• _Listed entries_:

____

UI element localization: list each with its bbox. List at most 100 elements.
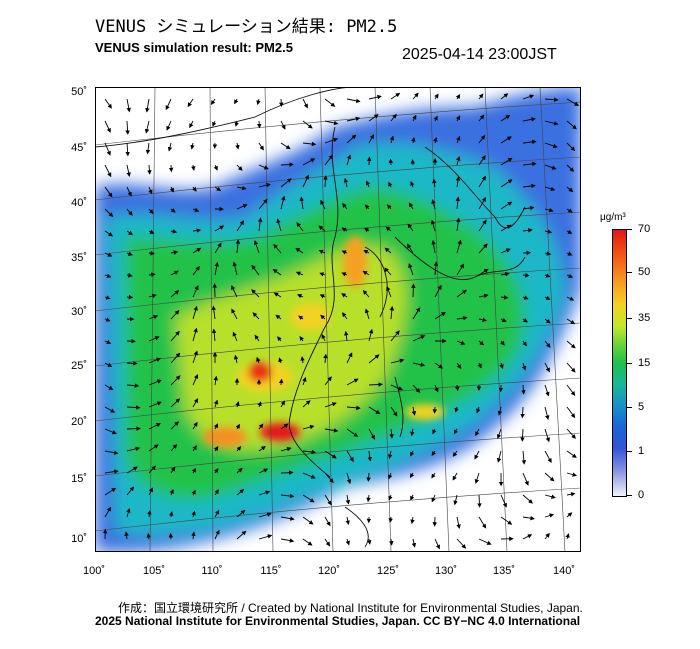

____

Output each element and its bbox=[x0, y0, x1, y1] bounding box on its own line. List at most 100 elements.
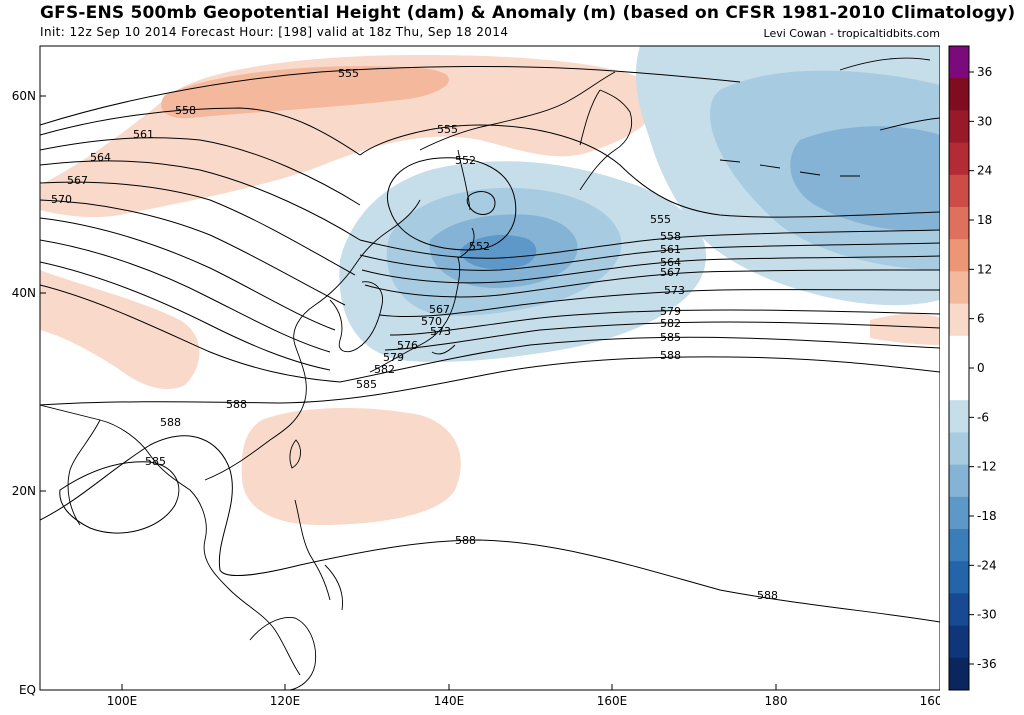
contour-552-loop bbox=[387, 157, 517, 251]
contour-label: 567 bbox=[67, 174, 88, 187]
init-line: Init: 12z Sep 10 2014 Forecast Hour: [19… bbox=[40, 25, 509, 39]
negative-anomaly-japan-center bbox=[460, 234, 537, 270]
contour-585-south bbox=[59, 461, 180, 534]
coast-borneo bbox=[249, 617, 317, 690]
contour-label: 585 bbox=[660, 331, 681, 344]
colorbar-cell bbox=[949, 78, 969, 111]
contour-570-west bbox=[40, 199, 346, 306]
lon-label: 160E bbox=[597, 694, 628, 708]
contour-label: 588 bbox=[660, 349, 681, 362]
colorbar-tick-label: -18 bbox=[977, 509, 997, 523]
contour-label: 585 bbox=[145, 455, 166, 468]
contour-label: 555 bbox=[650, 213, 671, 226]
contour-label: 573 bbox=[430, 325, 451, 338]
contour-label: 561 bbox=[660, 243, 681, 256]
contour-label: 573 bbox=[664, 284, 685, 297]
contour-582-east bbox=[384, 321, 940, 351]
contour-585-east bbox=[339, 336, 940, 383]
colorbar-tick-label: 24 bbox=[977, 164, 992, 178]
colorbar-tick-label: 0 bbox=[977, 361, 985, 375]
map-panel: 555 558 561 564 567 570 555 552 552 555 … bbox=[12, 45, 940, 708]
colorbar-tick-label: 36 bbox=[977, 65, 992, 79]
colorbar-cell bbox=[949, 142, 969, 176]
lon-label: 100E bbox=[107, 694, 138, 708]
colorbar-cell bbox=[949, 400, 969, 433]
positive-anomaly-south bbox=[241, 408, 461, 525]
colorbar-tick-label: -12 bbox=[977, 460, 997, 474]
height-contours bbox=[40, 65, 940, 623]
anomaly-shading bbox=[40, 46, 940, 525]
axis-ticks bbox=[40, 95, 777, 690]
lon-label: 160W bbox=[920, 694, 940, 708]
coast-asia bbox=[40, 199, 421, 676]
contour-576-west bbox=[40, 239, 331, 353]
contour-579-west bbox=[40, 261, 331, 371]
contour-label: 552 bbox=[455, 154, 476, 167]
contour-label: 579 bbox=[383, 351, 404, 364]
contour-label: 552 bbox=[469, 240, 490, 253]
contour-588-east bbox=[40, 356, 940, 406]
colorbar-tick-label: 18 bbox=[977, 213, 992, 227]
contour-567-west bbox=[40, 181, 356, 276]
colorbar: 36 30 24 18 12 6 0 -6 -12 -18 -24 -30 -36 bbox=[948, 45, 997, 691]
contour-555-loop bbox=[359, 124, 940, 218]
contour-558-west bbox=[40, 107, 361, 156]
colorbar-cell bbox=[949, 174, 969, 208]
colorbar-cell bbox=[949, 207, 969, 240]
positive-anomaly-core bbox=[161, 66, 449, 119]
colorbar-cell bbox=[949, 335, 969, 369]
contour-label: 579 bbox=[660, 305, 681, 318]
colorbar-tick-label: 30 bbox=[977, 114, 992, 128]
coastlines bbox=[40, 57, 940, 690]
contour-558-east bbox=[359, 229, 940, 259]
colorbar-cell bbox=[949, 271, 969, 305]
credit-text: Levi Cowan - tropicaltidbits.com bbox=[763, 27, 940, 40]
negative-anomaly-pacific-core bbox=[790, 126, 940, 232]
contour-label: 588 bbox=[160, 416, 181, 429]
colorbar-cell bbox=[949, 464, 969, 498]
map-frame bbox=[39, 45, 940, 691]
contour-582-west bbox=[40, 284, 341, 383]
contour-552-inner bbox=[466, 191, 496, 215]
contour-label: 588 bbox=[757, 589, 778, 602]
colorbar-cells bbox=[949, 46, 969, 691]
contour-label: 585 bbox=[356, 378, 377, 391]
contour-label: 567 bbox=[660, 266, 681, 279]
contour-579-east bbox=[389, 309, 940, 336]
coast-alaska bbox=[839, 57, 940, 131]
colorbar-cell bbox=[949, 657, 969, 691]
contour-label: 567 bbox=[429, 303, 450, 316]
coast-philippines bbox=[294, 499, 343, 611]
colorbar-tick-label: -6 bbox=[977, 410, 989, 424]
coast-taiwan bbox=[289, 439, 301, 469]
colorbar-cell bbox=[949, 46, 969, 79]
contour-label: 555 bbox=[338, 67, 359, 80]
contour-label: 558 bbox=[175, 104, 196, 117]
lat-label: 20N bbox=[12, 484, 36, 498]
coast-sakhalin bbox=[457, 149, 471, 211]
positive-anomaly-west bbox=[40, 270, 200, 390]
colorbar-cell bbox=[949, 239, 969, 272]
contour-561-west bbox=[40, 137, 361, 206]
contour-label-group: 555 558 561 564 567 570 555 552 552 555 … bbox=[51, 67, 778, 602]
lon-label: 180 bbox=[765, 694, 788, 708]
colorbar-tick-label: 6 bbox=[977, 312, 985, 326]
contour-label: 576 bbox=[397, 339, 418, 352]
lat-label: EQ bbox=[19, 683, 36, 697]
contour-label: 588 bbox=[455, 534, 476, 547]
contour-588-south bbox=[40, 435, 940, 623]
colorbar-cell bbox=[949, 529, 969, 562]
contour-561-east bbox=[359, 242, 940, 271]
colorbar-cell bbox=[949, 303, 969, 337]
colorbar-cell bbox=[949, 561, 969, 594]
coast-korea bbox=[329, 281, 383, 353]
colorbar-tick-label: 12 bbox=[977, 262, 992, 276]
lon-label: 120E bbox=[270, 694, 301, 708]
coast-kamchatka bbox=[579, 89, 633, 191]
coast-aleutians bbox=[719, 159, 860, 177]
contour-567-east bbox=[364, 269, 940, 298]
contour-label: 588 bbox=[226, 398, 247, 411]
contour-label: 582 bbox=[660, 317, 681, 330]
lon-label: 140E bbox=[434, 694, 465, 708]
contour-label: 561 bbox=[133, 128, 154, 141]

____

• _Prompt_: Set down the lines again exactly, starting with the line containing "Output each element" and ending with the line containing "contour-label: 567 bbox=[67, 174, 88, 187]", both included. Leave the pictures out of your answer.

• _Expected answer_:
Output each element and its bbox=[x0, y0, x1, y1] bounding box on its own line. List at most 100 elements.
contour-552-loop bbox=[387, 157, 517, 251]
contour-label: 567 bbox=[67, 174, 88, 187]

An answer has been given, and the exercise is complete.